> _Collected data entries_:
--------

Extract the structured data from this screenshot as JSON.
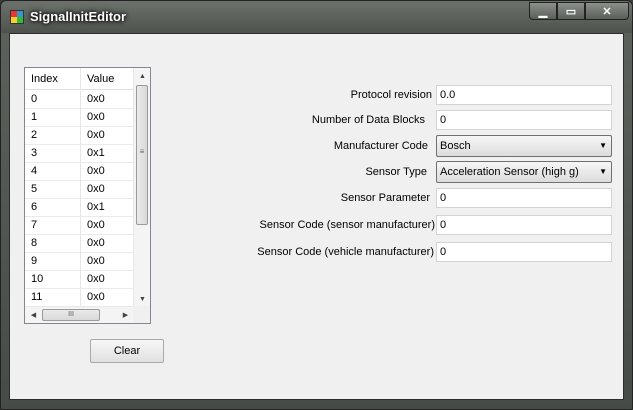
{
  "window": {
    "title": "SignalInitEditor",
    "controls": {
      "minimize": "▁",
      "maximize": "▭",
      "close": "✕"
    }
  },
  "grid": {
    "headers": {
      "index": "Index",
      "value": "Value"
    },
    "rows": [
      {
        "index": "0",
        "value": "0x0"
      },
      {
        "index": "1",
        "value": "0x0"
      },
      {
        "index": "2",
        "value": "0x0"
      },
      {
        "index": "3",
        "value": "0x1"
      },
      {
        "index": "4",
        "value": "0x0"
      },
      {
        "index": "5",
        "value": "0x0"
      },
      {
        "index": "6",
        "value": "0x1"
      },
      {
        "index": "7",
        "value": "0x0"
      },
      {
        "index": "8",
        "value": "0x0"
      },
      {
        "index": "9",
        "value": "0x0"
      },
      {
        "index": "10",
        "value": "0x0"
      },
      {
        "index": "11",
        "value": "0x0"
      }
    ],
    "scroll_grip": "≡",
    "hscroll_grip": "III"
  },
  "clear_button": "Clear",
  "form": {
    "protocol_revision": {
      "label": "Protocol revision",
      "value": "0.0"
    },
    "num_data_blocks": {
      "label": "Number of Data Blocks",
      "value": "0"
    },
    "manufacturer_code": {
      "label": "Manufacturer Code",
      "value": "Bosch"
    },
    "sensor_type": {
      "label": "Sensor Type",
      "value": "Acceleration Sensor (high g)"
    },
    "sensor_parameter": {
      "label": "Sensor Parameter",
      "value": "0"
    },
    "sensor_code_sensor": {
      "label": "Sensor Code (sensor manufacturer)",
      "value": "0"
    },
    "sensor_code_vehicle": {
      "label": "Sensor Code (vehicle manufacturer)",
      "value": "0"
    }
  }
}
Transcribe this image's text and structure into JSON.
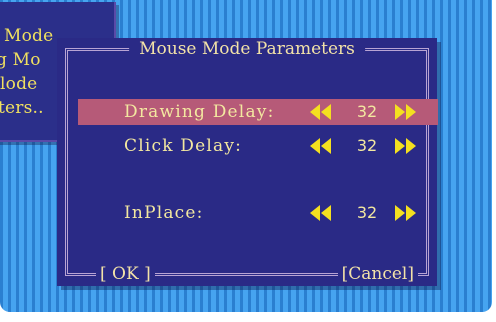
{
  "background_window": {
    "lines": [
      "Mode",
      "g Mo",
      "lode",
      "ters.."
    ]
  },
  "dialog": {
    "title": "Mouse Mode Parameters",
    "rows": [
      {
        "label": "Drawing Delay:",
        "value": "32",
        "selected": true
      },
      {
        "label": "Click Delay:",
        "value": "32",
        "selected": false
      },
      {
        "label": "InPlace:",
        "value": "32",
        "selected": false
      }
    ],
    "ok_label": "[ OK ]",
    "cancel_label": "[Cancel]"
  },
  "icons": {
    "decrease": "double-left-arrow-icon",
    "increase": "double-right-arrow-icon"
  },
  "colors": {
    "dialog_bg": "#2a2a86",
    "text": "#f3e8a0",
    "arrows": "#f4e020",
    "selection": "#b65a78",
    "frame": "#b8a4d4",
    "desktop_stripes": "#46a4f0"
  }
}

--------

> _Challenge_:
Quote the records above exactly, leaving out any pictures.

> _Written answer_:
Extract the structured data from this screenshot as JSON.
{
  "window": {
    "title": "SignalInitEditor",
    "controls": {
      "minimize": "▁",
      "maximize": "▭",
      "close": "✕"
    }
  },
  "grid": {
    "headers": {
      "index": "Index",
      "value": "Value"
    },
    "rows": [
      {
        "index": "0",
        "value": "0x0"
      },
      {
        "index": "1",
        "value": "0x0"
      },
      {
        "index": "2",
        "value": "0x0"
      },
      {
        "index": "3",
        "value": "0x1"
      },
      {
        "index": "4",
        "value": "0x0"
      },
      {
        "index": "5",
        "value": "0x0"
      },
      {
        "index": "6",
        "value": "0x1"
      },
      {
        "index": "7",
        "value": "0x0"
      },
      {
        "index": "8",
        "value": "0x0"
      },
      {
        "index": "9",
        "value": "0x0"
      },
      {
        "index": "10",
        "value": "0x0"
      },
      {
        "index": "11",
        "value": "0x0"
      }
    ],
    "scroll_grip": "≡",
    "hscroll_grip": "III"
  },
  "clear_button": "Clear",
  "form": {
    "protocol_revision": {
      "label": "Protocol revision",
      "value": "0.0"
    },
    "num_data_blocks": {
      "label": "Number of Data Blocks",
      "value": "0"
    },
    "manufacturer_code": {
      "label": "Manufacturer Code",
      "value": "Bosch"
    },
    "sensor_type": {
      "label": "Sensor Type",
      "value": "Acceleration Sensor (high g)"
    },
    "sensor_parameter": {
      "label": "Sensor Parameter",
      "value": "0"
    },
    "sensor_code_sensor": {
      "label": "Sensor Code (sensor manufacturer)",
      "value": "0"
    },
    "sensor_code_vehicle": {
      "label": "Sensor Code (vehicle manufacturer)",
      "value": "0"
    }
  }
}
Transcribe this image's text and structure into JSON.
{
  "background_window": {
    "lines": [
      "Mode",
      "g Mo",
      "lode",
      "ters.."
    ]
  },
  "dialog": {
    "title": "Mouse Mode Parameters",
    "rows": [
      {
        "label": "Drawing Delay:",
        "value": "32",
        "selected": true
      },
      {
        "label": "Click Delay:",
        "value": "32",
        "selected": false
      },
      {
        "label": "InPlace:",
        "value": "32",
        "selected": false
      }
    ],
    "ok_label": "[ OK ]",
    "cancel_label": "[Cancel]"
  },
  "icons": {
    "decrease": "double-left-arrow-icon",
    "increase": "double-right-arrow-icon"
  },
  "colors": {
    "dialog_bg": "#2a2a86",
    "text": "#f3e8a0",
    "arrows": "#f4e020",
    "selection": "#b65a78",
    "frame": "#b8a4d4",
    "desktop_stripes": "#46a4f0"
  }
}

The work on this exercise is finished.